**DIRECTIONS**
Scan the records and identify every line in which the string "içeri" occurs, then return those lines.
━━━━━ EXERCISE INPUTS
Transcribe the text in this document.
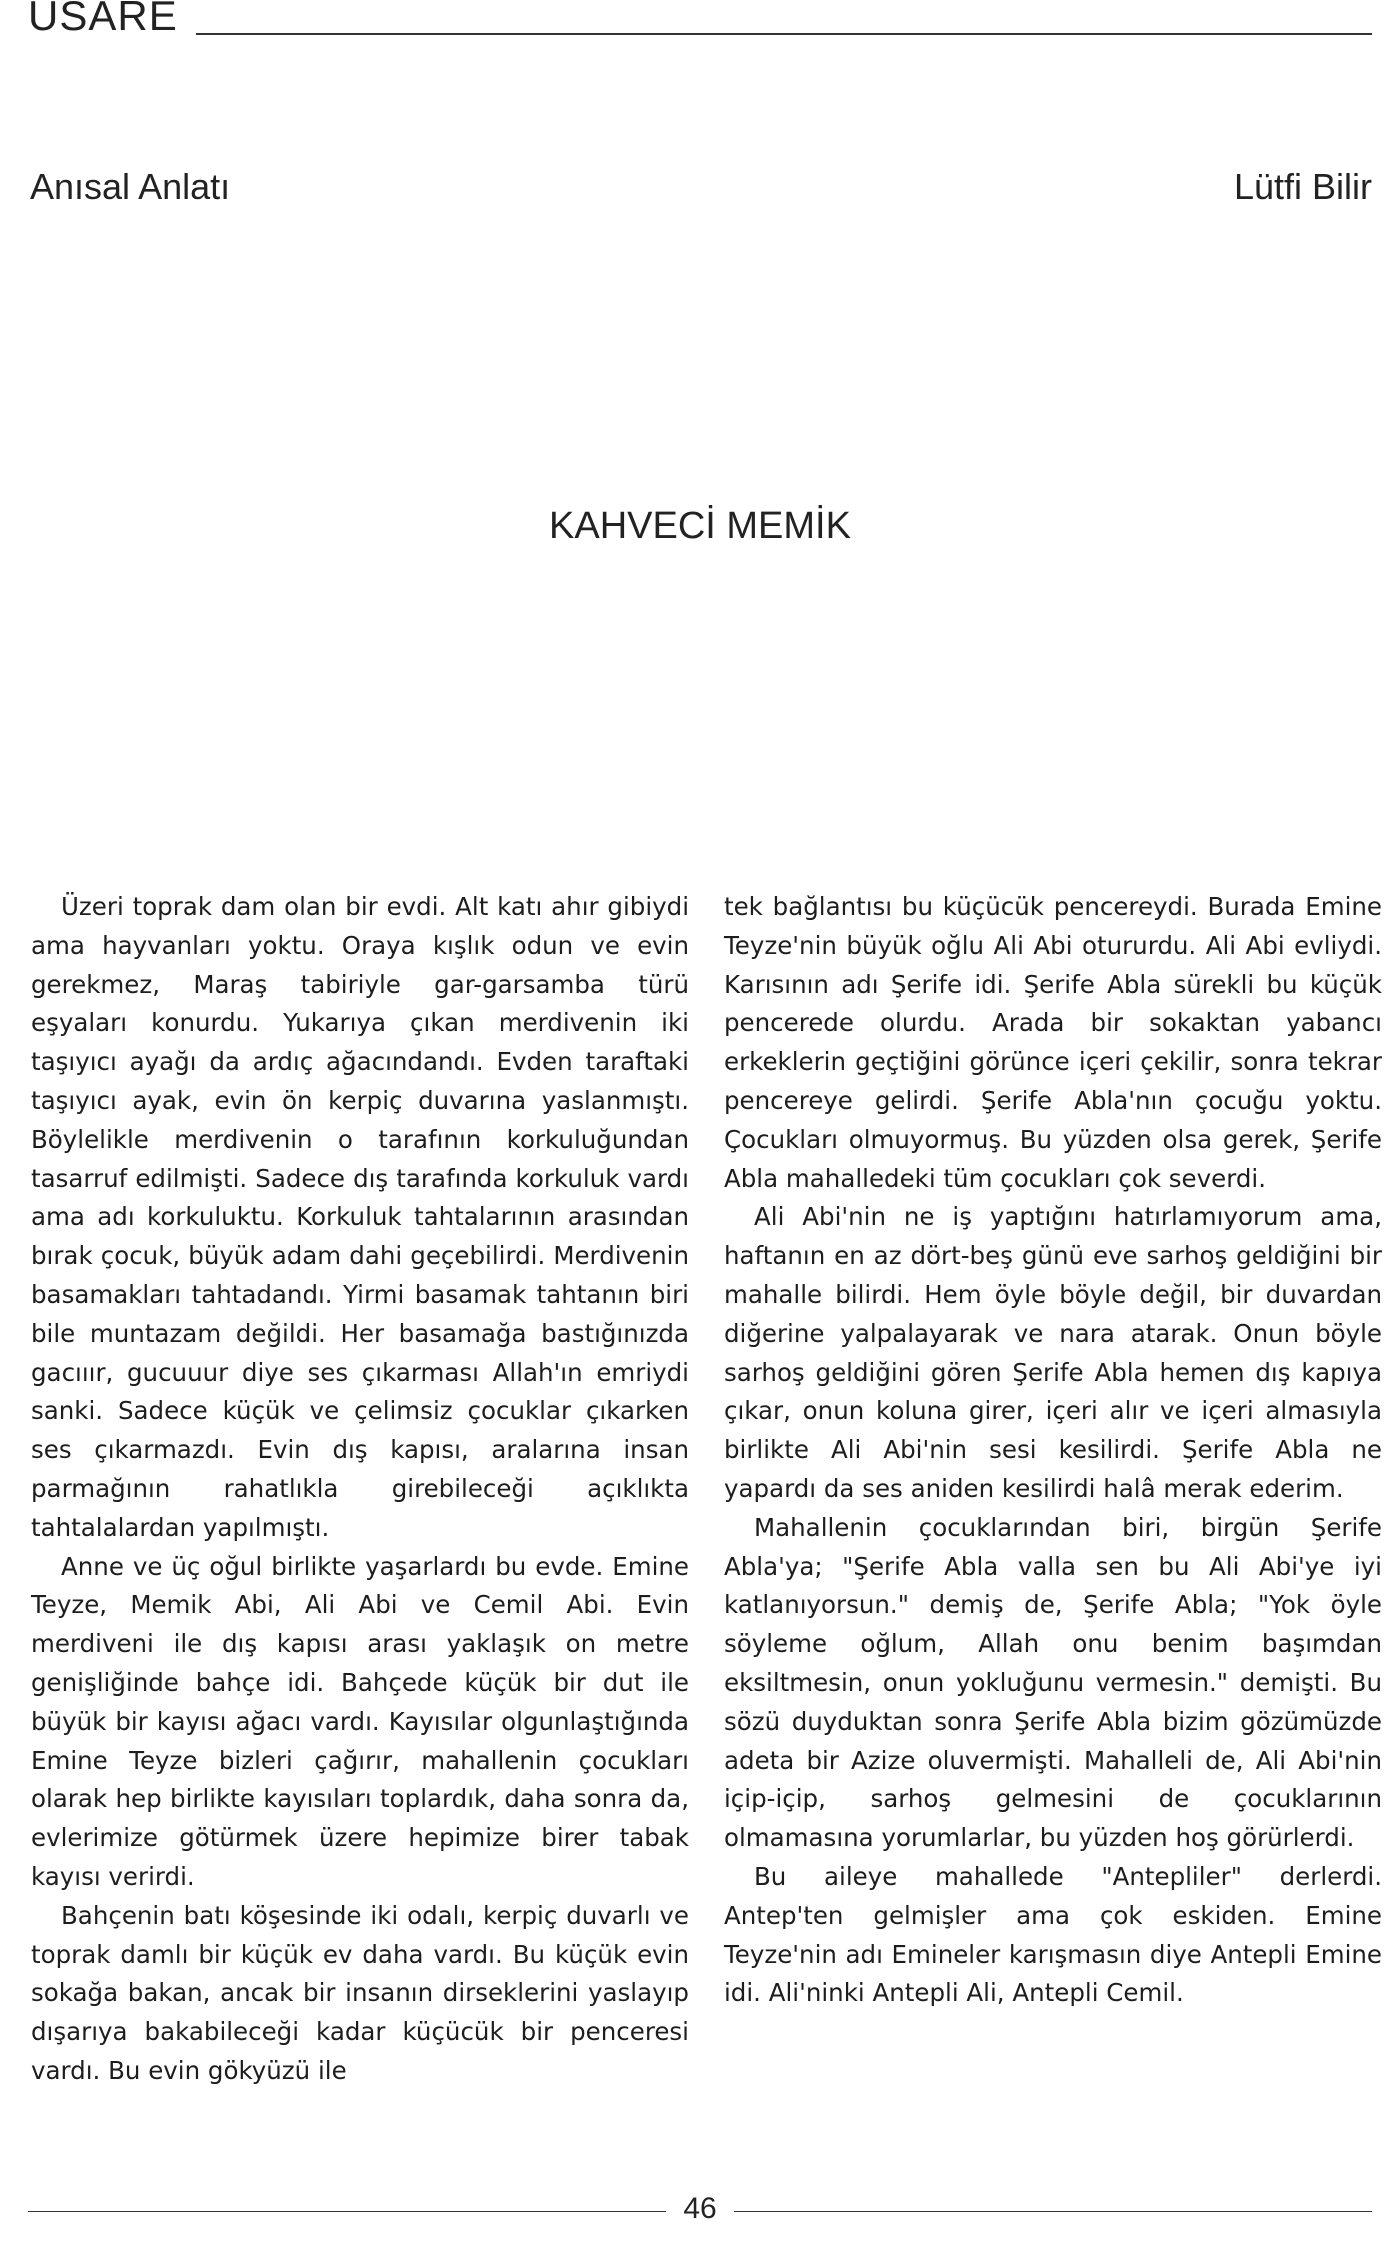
USARE
Anısal Anlatı	Lütfi Bilir
KAHVECİ MEMİK

Üzeri toprak dam olan bir evdi. Alt katı ahır gibiydi ama hayvanları yoktu. Oraya kışlık odun ve evin gerekmez, Maraş tabiriyle gar-garsamba türü eşyaları konurdu. Yukarıya çıkan merdivenin iki taşıyıcı ayağı da ardıç ağacındandı. Evden taraftaki taşıyıcı ayak, evin ön kerpiç duvarına yaslanmıştı. Böylelikle merdivenin o tarafının korkuluğundan tasarruf edilmişti. Sadece dış tarafında korkuluk vardı ama adı korkuluktu. Korkuluk tahtalarının arasından bırak çocuk, büyük adam dahi geçebilirdi. Merdivenin basamakları tahtadandı. Yirmi basamak tahtanın biri bile muntazam değildi. Her basamağa bastığınızda gacııır, gucuuur diye ses çıkarması Allah'ın emriydi sanki. Sadece küçük ve çelimsiz çocuklar çıkarken ses çıkarmazdı. Evin dış kapısı, aralarına insan parmağının rahatlıkla girebileceği açıklıkta tahtalalardan yapılmıştı.

Anne ve üç oğul birlikte yaşarlardı bu evde. Emine Teyze, Memik Abi, Ali Abi ve Cemil Abi. Evin merdiveni ile dış kapısı arası yaklaşık on metre genişliğinde bahçe idi. Bahçede küçük bir dut ile büyük bir kayısı ağacı vardı. Kayısılar olgunlaştığında Emine Teyze bizleri çağırır, mahallenin çocukları olarak hep birlikte kayısıları toplardık, daha sonra da, evlerimize götürmek üzere hepimize birer tabak kayısı verirdi.

Bahçenin batı köşesinde iki odalı, kerpiç duvarlı ve toprak damlı bir küçük ev daha vardı. Bu küçük evin sokağa bakan, ancak bir insanın dirseklerini yaslayıp dışarıya bakabileceği kadar küçücük bir penceresi vardı. Bu evin gökyüzü ile

tek bağlantısı bu küçücük pencereydi. Burada Emine Teyze'nin büyük oğlu Ali Abi otururdu. Ali Abi evliydi. Karısının adı Şerife idi. Şerife Abla sürekli bu küçük pencerede olurdu. Arada bir sokaktan yabancı erkeklerin geçtiğini görünce içeri çekilir, sonra tekrar pencereye gelirdi. Şerife Abla'nın çocuğu yoktu. Çocukları olmuyormuş. Bu yüzden olsa gerek, Şerife Abla mahalledeki tüm çocukları çok severdi.

Ali Abi'nin ne iş yaptığını hatırlamıyorum ama, haftanın en az dört-beş günü eve sarhoş geldiğini bir mahalle bilirdi. Hem öyle böyle değil, bir duvardan diğerine yalpalayarak ve nara atarak. Onun böyle sarhoş geldiğini gören Şerife Abla hemen dış kapıya çıkar, onun koluna girer, içeri alır ve içeri almasıyla birlikte Ali Abi'nin sesi kesilirdi. Şerife Abla ne yapardı da ses aniden kesilirdi halâ merak ederim.

Mahallenin çocuklarından biri, birgün Şerife Abla'ya; "Şerife Abla valla sen bu Ali Abi'ye iyi katlanıyorsun." demiş de, Şerife Abla; "Yok öyle söyleme oğlum, Allah onu benim başımdan eksiltmesin, onun yokluğunu vermesin." demişti. Bu sözü duyduktan sonra Şerife Abla bizim gözümüzde adeta bir Azize oluvermişti. Mahalleli de, Ali Abi'nin içip-içip, sarhoş gelmesini de çocuklarının olmamasına yorumlarlar, bu yüzden hoş görürlerdi.

Bu aileye mahallede "Antepliler" derlerdi. Antep'ten gelmişler ama çok eskiden. Emine Teyze'nin adı Emineler karışmasın diye Antepli Emine idi. Ali'ninki Antepli Ali, Antepli Cemil.

46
━━━━━━━━━━
**EXERCISE RESPONSE**
tek bağlantısı bu küçücük pencereydi. Burada Emine Teyze'nin büyük oğlu Ali Abi otururdu. Ali Abi evliydi. Karısının adı Şerife idi. Şerife Abla sürekli bu küçük pencerede olurdu. Arada bir sokaktan yabancı erkeklerin geçtiğini görünce içeri çekilir, sonra tekrar pencereye gelirdi. Şerife Abla'nın çocuğu yoktu. Çocukları olmuyormuş. Bu yüzden olsa gerek, Şerife Abla mahalledeki tüm çocukları çok severdi.
Ali Abi'nin ne iş yaptığını hatırlamıyorum ama, haftanın en az dört-beş günü eve sarhoş geldiğini bir mahalle bilirdi. Hem öyle böyle değil, bir duvardan diğerine yalpalayarak ve nara atarak. Onun böyle sarhoş geldiğini gören Şerife Abla hemen dış kapıya çıkar, onun koluna girer, içeri alır ve içeri almasıyla birlikte Ali Abi'nin sesi kesilirdi. Şerife Abla ne yapardı da ses aniden kesilirdi halâ merak ederim.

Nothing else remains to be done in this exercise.